▶ Problem description
Would you quote every entry exactly, dropping only the pictures?

▶ The input
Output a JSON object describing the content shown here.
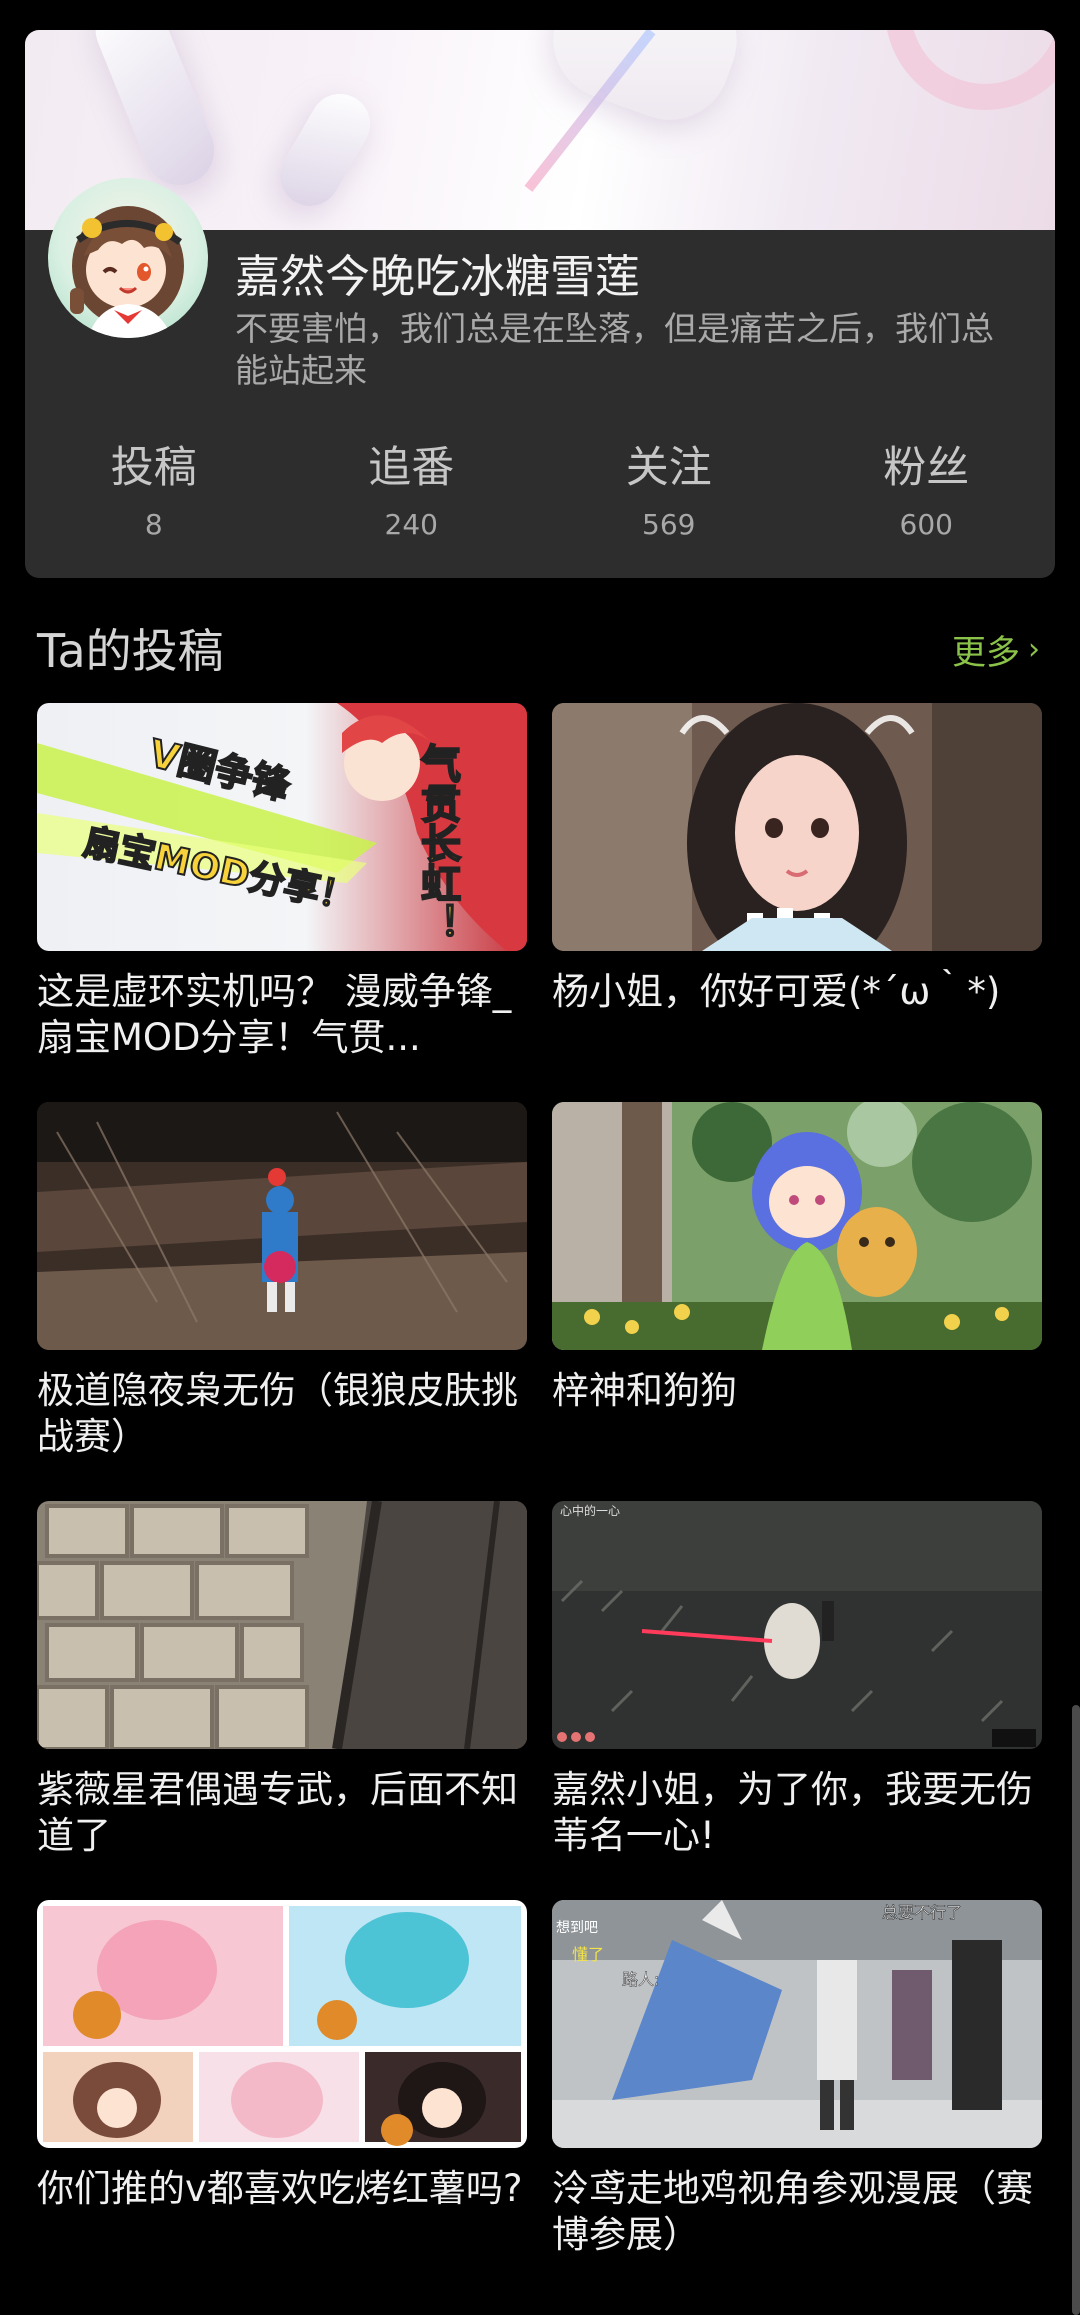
{
  "profile": {
    "username": "嘉然今晚吃冰糖雪莲",
    "bio": "不要害怕，我们总是在坠落，但是痛苦之后，我们总能站起来",
    "stats": [
      {
        "label": "投稿",
        "value": "8"
      },
      {
        "label": "追番",
        "value": "240"
      },
      {
        "label": "关注",
        "value": "569"
      },
      {
        "label": "粉丝",
        "value": "600"
      }
    ]
  },
  "section": {
    "title": "Ta的投稿",
    "more_label": "更多",
    "more_icon": "chevron-right-icon"
  },
  "videos": [
    {
      "title": "这是虚环实机吗？ 漫威争锋_扇宝MOD分享！气贯...",
      "thumb_text": [
        "V圈争锋",
        "扇宝MOD分享！",
        "气贯长虹！"
      ]
    },
    {
      "title": "杨小姐，你好可爱(*´ω｀*)"
    },
    {
      "title": "极道隐夜枭无伤（银狼皮肤挑战赛）"
    },
    {
      "title": "梓神和狗狗"
    },
    {
      "title": "紫薇星君偶遇专武，后面不知道了"
    },
    {
      "title": "嘉然小姐，为了你，我要无伤苇名一心!",
      "thumb_text": [
        "心中的一心"
      ]
    },
    {
      "title": "你们推的v都喜欢吃烤红薯吗?"
    },
    {
      "title": "泠鸢走地鸡视角参观漫展（赛博参展）",
      "thumb_text": [
        "总要不行了",
        "想到吧",
        "懂了",
        "路人:"
      ]
    }
  ],
  "colors": {
    "background": "#000000",
    "card": "#2d2d2d",
    "accent": "#8bc34a"
  }
}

▶ Response to the task
Output a JSON object describing the content shown here.
{
  "profile": {
    "username": "嘉然今晚吃冰糖雪莲",
    "bio": "不要害怕，我们总是在坠落，但是痛苦之后，我们总能站起来",
    "stats": [
      {
        "label": "投稿",
        "value": "8"
      },
      {
        "label": "追番",
        "value": "240"
      },
      {
        "label": "关注",
        "value": "569"
      },
      {
        "label": "粉丝",
        "value": "600"
      }
    ]
  },
  "section": {
    "title": "Ta的投稿",
    "more_label": "更多",
    "more_icon": "chevron-right-icon"
  },
  "videos": [
    {
      "title": "这是虚环实机吗？ 漫威争锋_扇宝MOD分享！气贯...",
      "thumb_text": [
        "V圈争锋",
        "扇宝MOD分享！",
        "气贯长虹！"
      ]
    },
    {
      "title": "杨小姐，你好可爱(*´ω｀*)"
    },
    {
      "title": "极道隐夜枭无伤（银狼皮肤挑战赛）"
    },
    {
      "title": "梓神和狗狗"
    },
    {
      "title": "紫薇星君偶遇专武，后面不知道了"
    },
    {
      "title": "嘉然小姐，为了你，我要无伤苇名一心!",
      "thumb_text": [
        "心中的一心"
      ]
    },
    {
      "title": "你们推的v都喜欢吃烤红薯吗?"
    },
    {
      "title": "泠鸢走地鸡视角参观漫展（赛博参展）",
      "thumb_text": [
        "总要不行了",
        "想到吧",
        "懂了",
        "路人:"
      ]
    }
  ],
  "colors": {
    "background": "#000000",
    "card": "#2d2d2d",
    "accent": "#8bc34a"
  }
}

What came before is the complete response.